*INSTRUCTIONS TO FOLLOW*.
Reproduce the passage below on why Apple Silicon needs its own runtime, from "Unified memory (CPU, GPU" to "for the M-series.", inclusive.

EXTRACT PROVIDED Block Start

Why Apple Silicon needs its own runtime

Unified memory (CPU, GPU and Neural Engine sharing the same DRAM) is the material difference between an M-series Mac and a box with an NVIDIA GPU. On an RTX 4090 you have 24 GB of separate VRAM and tensors travel over PCIe; on a 64 GB M4 Max, the model and the KV cache sit on the same bus as the CPU. The problem stops being “how many GB fit in VRAM” and becomes “how do I make use of unified memory and the Apple Matrix coprocessors without writing Metal kernels by hand”.

CUDA does not apply. ROCm does not either. Apple shipped MLX in December 2023 as the official answer: a NumPy/PyTorch-style array framework that compiles down to Metal and is built around unified memory. On top of MLX, the (Apple-owned) mlx-lm team maintains LLM weights converted to the MLX format (Qwen, Llama, Mistral, GLM, DeepSeek) with 4-bit and 8-bit quantizations tuned for the M-series.

EXTRACT PROVIDED Block End
GIVEN RECORDS Block Start

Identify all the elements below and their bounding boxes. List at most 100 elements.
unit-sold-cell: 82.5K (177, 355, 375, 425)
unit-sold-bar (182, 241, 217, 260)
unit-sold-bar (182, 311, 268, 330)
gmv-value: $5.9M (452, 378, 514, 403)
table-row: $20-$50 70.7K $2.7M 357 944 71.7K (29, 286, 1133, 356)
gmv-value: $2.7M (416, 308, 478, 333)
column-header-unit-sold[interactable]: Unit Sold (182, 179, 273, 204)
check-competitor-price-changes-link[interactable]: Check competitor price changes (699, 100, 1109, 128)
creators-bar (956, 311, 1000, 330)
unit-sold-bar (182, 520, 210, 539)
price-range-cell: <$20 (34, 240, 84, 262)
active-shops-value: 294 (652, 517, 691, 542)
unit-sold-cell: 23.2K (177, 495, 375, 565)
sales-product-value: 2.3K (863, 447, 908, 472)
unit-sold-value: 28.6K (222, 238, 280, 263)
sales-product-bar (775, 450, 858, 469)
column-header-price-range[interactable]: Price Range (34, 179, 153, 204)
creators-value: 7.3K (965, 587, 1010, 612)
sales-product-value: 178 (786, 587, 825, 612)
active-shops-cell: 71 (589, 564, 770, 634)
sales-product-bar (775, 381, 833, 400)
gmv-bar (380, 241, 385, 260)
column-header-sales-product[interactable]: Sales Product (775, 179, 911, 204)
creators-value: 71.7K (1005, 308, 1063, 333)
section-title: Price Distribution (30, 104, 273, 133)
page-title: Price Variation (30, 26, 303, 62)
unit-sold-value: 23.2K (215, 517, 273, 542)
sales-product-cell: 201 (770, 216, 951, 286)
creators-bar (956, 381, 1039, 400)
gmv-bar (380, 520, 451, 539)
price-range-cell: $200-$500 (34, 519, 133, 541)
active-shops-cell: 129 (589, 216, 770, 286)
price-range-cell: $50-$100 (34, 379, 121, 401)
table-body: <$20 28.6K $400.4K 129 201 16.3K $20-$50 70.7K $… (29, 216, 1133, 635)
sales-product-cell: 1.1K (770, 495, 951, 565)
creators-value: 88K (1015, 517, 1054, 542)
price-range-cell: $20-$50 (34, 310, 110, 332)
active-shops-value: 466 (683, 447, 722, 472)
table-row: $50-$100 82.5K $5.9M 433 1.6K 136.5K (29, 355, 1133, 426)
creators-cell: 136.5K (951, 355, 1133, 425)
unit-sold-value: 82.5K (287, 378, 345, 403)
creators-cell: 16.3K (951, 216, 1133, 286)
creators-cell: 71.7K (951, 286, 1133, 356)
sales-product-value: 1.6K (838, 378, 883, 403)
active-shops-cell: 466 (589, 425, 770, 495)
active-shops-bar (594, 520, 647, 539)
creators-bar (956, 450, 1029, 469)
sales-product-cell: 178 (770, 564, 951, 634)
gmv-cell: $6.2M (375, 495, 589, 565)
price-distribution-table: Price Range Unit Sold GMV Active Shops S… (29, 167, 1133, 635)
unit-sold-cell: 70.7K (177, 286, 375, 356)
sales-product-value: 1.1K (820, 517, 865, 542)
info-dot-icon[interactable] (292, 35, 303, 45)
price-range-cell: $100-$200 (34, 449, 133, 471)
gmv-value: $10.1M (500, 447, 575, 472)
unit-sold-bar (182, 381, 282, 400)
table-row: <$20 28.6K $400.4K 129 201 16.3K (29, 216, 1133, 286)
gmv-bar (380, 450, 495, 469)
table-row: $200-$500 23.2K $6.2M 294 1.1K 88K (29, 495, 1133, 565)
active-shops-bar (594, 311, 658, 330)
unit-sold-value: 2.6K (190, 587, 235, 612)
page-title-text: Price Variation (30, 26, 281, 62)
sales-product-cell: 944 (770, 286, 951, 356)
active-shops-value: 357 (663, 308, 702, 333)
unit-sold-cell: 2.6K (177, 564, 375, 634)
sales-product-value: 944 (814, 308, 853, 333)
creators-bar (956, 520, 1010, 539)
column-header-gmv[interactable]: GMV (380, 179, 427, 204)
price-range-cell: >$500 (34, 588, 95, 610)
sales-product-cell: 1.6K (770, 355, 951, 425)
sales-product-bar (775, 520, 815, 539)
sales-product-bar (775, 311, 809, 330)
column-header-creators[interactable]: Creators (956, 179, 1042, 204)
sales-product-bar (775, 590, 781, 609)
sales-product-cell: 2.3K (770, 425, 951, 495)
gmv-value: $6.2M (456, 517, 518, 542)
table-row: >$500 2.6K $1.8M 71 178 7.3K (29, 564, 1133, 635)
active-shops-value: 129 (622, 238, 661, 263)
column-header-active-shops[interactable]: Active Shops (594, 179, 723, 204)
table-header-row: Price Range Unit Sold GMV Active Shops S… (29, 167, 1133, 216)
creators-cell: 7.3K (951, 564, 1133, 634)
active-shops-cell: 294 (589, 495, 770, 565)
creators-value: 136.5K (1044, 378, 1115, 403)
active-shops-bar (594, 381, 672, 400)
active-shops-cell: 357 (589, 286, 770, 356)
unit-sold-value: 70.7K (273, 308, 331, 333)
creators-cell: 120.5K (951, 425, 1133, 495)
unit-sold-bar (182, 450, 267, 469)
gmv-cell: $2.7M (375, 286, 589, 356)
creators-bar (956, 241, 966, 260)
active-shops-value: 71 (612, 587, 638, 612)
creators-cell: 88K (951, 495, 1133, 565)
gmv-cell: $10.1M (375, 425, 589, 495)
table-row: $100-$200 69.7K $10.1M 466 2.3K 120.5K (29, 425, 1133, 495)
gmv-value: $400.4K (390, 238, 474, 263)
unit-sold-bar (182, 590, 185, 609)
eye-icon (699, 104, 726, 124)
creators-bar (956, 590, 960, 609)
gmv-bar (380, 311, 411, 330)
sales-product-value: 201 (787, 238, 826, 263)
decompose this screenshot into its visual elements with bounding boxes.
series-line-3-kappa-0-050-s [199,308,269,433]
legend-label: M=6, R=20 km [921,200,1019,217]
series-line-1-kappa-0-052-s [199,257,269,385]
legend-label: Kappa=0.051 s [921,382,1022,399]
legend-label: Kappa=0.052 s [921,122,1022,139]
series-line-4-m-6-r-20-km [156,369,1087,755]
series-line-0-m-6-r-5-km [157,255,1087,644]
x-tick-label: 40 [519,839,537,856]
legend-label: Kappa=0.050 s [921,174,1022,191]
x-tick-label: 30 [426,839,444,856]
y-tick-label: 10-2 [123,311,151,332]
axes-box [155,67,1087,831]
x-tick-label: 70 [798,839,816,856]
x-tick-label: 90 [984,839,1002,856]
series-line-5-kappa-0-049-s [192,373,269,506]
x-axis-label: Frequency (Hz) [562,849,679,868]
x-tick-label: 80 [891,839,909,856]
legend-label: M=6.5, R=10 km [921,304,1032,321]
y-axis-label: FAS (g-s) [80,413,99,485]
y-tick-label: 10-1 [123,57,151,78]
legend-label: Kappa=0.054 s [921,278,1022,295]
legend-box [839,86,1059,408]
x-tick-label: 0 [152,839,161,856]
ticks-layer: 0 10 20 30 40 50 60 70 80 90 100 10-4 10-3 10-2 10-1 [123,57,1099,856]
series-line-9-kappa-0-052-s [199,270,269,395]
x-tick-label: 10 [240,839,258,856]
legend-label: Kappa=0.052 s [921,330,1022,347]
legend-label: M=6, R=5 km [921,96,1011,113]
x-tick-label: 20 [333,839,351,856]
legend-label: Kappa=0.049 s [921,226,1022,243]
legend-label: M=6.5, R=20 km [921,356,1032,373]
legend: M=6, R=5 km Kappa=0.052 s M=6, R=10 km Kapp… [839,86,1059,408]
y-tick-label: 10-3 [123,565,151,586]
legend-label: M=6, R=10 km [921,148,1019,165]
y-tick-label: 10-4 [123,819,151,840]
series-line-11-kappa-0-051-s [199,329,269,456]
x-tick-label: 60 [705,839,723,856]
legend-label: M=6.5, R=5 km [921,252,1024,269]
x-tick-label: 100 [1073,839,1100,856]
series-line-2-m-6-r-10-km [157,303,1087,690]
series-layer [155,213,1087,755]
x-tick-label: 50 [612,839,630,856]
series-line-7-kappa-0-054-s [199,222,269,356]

GIVEN RECORDS Block End

*ANSWER BOX*.
Unified memory (CPU, GPU and Neural Engine sharing the same DRAM) is the material difference between an M-series Mac and a box with an NVIDIA GPU. On an RTX 4090 you have 24 GB of separate VRAM and tensors travel over PCIe; on a 64 GB M4 Max, the model and the KV cache sit on the same bus as the CPU. The problem stops being “how many GB fit in VRAM” and becomes “how do I make use of unified memory and the Apple Matrix coprocessors without writing Metal kernels by hand”.

CUDA does not apply. ROCm does not either. Apple shipped MLX in December 2023 as the official answer: a NumPy/PyTorch-style array framework that compiles down to Metal and is built around unified memory. On top of MLX, the (Apple-owned) mlx-lm team maintains LLM weights converted to the MLX format (Qwen, Llama, Mistral, GLM, DeepSeek) with 4-bit and 8-bit quantizations tuned for the M-series.